§ ENTRIES:
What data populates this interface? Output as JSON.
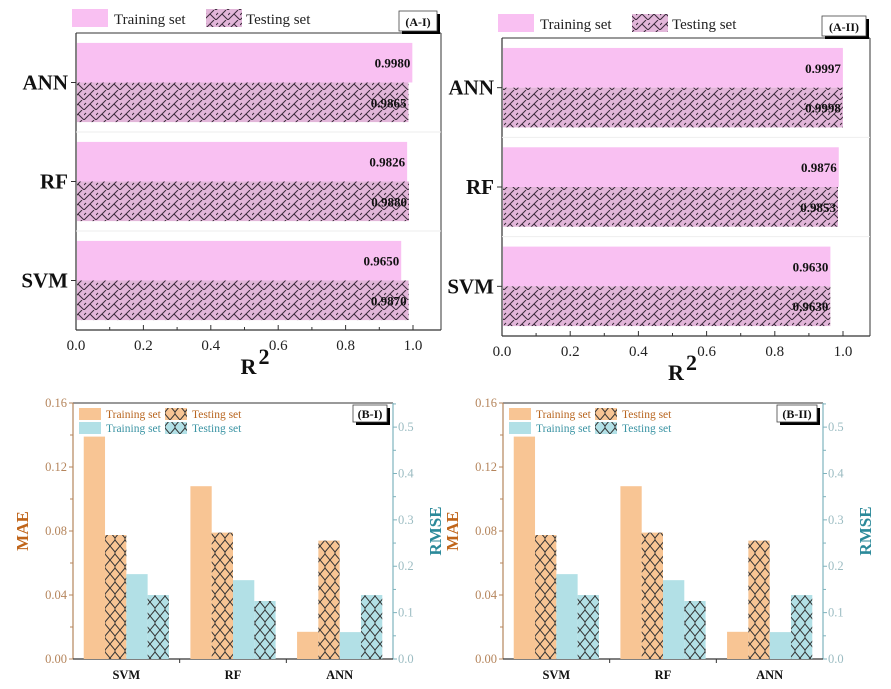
{
  "colors": {
    "pink_fill": "#f9c0f2",
    "pink_hatch_fill": "#e2b6d9",
    "hatch_line": "#3a2a3a",
    "orange_fill": "#f8c594",
    "cyan_fill": "#b2e0e6",
    "mae_axis": "#b5855c",
    "mae_label": "#c0651a",
    "rmse_axis": "#7fb3bd",
    "rmse_label": "#2c8a9a"
  },
  "chart_data": [
    {
      "id": "A-I",
      "type": "bar",
      "orientation": "horizontal",
      "panel_label": "(A-I)",
      "categories": [
        "ANN",
        "RF",
        "SVM"
      ],
      "series": [
        {
          "name": "Training set",
          "values": [
            0.998,
            0.9826,
            0.965
          ],
          "labels": [
            "0.9980",
            "0.9826",
            "0.9650"
          ]
        },
        {
          "name": "Testing set",
          "values": [
            0.9865,
            0.988,
            0.987
          ],
          "labels": [
            "0.9865",
            "0.9880",
            "0.9870"
          ]
        }
      ],
      "xlabel": "R2",
      "xlim": [
        0,
        1.08
      ],
      "xticks": [
        "0.0",
        "0.2",
        "0.4",
        "0.6",
        "0.8",
        "1.0"
      ],
      "legend": [
        "Training set",
        "Testing set"
      ],
      "legend_position": "top"
    },
    {
      "id": "A-II",
      "type": "bar",
      "orientation": "horizontal",
      "panel_label": "(A-II)",
      "categories": [
        "ANN",
        "RF",
        "SVM"
      ],
      "series": [
        {
          "name": "Training set",
          "values": [
            0.9997,
            0.9876,
            0.963
          ],
          "labels": [
            "0.9997",
            "0.9876",
            "0.9630"
          ]
        },
        {
          "name": "Testing set",
          "values": [
            0.9998,
            0.9853,
            0.963
          ],
          "labels": [
            "0.9998",
            "0.9853",
            "0.9630"
          ]
        }
      ],
      "xlabel": "R2",
      "xlim": [
        0,
        1.08
      ],
      "xticks": [
        "0.0",
        "0.2",
        "0.4",
        "0.6",
        "0.8",
        "1.0"
      ],
      "legend": [
        "Training set",
        "Testing set"
      ],
      "legend_position": "top"
    },
    {
      "id": "B-I",
      "type": "bar",
      "panel_label": "(B-I)",
      "categories": [
        "SVM",
        "RF",
        "ANN"
      ],
      "series": [
        {
          "name": "Training set (MAE)",
          "axis": "left",
          "values": [
            0.139,
            0.108,
            0.017
          ]
        },
        {
          "name": "Testing set (MAE)",
          "axis": "left",
          "values": [
            0.0775,
            0.079,
            0.074
          ]
        },
        {
          "name": "Training set (RMSE)",
          "axis": "right",
          "values": [
            0.183,
            0.17,
            0.058
          ]
        },
        {
          "name": "Testing set (RMSE)",
          "axis": "right",
          "values": [
            0.138,
            0.125,
            0.138
          ]
        }
      ],
      "ylabel_left": "MAE",
      "ylabel_right": "RMSE",
      "ylim_left": [
        0,
        0.16
      ],
      "ylim_right": [
        0,
        0.552
      ],
      "yticks_left": [
        "0.00",
        "0.04",
        "0.08",
        "0.12",
        "0.16"
      ],
      "yticks_right": [
        "0.0",
        "0.1",
        "0.2",
        "0.3",
        "0.4",
        "0.5"
      ],
      "legend": [
        "Training set",
        "Testing set",
        "Training set",
        "Testing set"
      ],
      "legend_position": "top-left"
    },
    {
      "id": "B-II",
      "type": "bar",
      "panel_label": "(B-II)",
      "categories": [
        "SVM",
        "RF",
        "ANN"
      ],
      "series": [
        {
          "name": "Training set (MAE)",
          "axis": "left",
          "values": [
            0.139,
            0.108,
            0.017
          ]
        },
        {
          "name": "Testing set (MAE)",
          "axis": "left",
          "values": [
            0.0775,
            0.079,
            0.074
          ]
        },
        {
          "name": "Training set (RMSE)",
          "axis": "right",
          "values": [
            0.183,
            0.17,
            0.058
          ]
        },
        {
          "name": "Testing set (RMSE)",
          "axis": "right",
          "values": [
            0.138,
            0.125,
            0.138
          ]
        }
      ],
      "ylabel_left": "MAE",
      "ylabel_right": "RMSE",
      "ylim_left": [
        0,
        0.16
      ],
      "ylim_right": [
        0,
        0.552
      ],
      "yticks_left": [
        "0.00",
        "0.04",
        "0.08",
        "0.12",
        "0.16"
      ],
      "yticks_right": [
        "0.0",
        "0.1",
        "0.2",
        "0.3",
        "0.4",
        "0.5"
      ],
      "legend": [
        "Training set",
        "Testing set",
        "Training set",
        "Testing set"
      ],
      "legend_position": "top-left"
    }
  ]
}
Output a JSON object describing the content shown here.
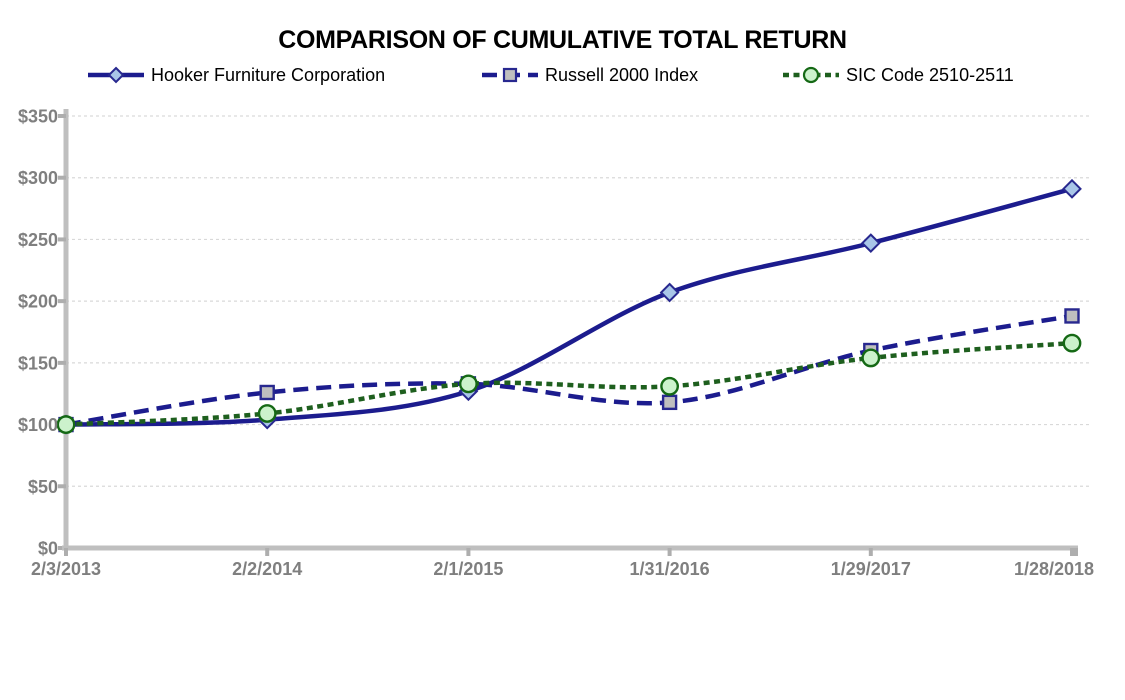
{
  "chart_data": {
    "type": "line",
    "title": "COMPARISON OF CUMULATIVE TOTAL RETURN",
    "categories": [
      "2/3/2013",
      "2/2/2014",
      "2/1/2015",
      "1/31/2016",
      "1/29/2017",
      "1/28/2018"
    ],
    "series": [
      {
        "name": "Hooker Furniture Corporation",
        "values": [
          100,
          104,
          127,
          207,
          247,
          291
        ],
        "line_style": "solid",
        "marker": "diamond",
        "line_color": "#1c1c8e",
        "marker_fill": "#a9c6e8",
        "marker_stroke": "#28288f"
      },
      {
        "name": "Russell 2000 Index",
        "values": [
          100,
          126,
          133,
          118,
          160,
          188
        ],
        "line_style": "long-dash",
        "marker": "square",
        "line_color": "#1c1c8e",
        "marker_fill": "#bfbfbf",
        "marker_stroke": "#28288f"
      },
      {
        "name": "SIC Code 2510-2511",
        "values": [
          100,
          109,
          133,
          131,
          154,
          166
        ],
        "line_style": "short-dash",
        "marker": "circle",
        "line_color": "#1e5f1e",
        "marker_fill": "#ccf2cc",
        "marker_stroke": "#156915"
      }
    ],
    "y_axis": {
      "min": 0,
      "max": 350,
      "step": 50,
      "tick_prefix": "$",
      "tick_labels": [
        "$0",
        "$50",
        "$100",
        "$150",
        "$200",
        "$250",
        "$300",
        "$350"
      ]
    },
    "x_axis": {
      "tick_labels": [
        "2/3/2013",
        "2/2/2014",
        "2/1/2015",
        "1/31/2016",
        "1/29/2017",
        "1/28/2018"
      ]
    },
    "grid": true,
    "legend_position": "top",
    "colors": {
      "gridline": "#d9d9d9",
      "axis_line": "#bfbfbf",
      "axis_tick": "#aeaeae",
      "axis_label": "#7f7f7f",
      "title": "#000000",
      "background": "#ffffff"
    }
  }
}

§ PROBLEM:
Report each line in the data that holds the word "JSON".

§ TASK ANSWER:
What data populates this interface? Output as JSON.
Output a JSON object describing the content shown here.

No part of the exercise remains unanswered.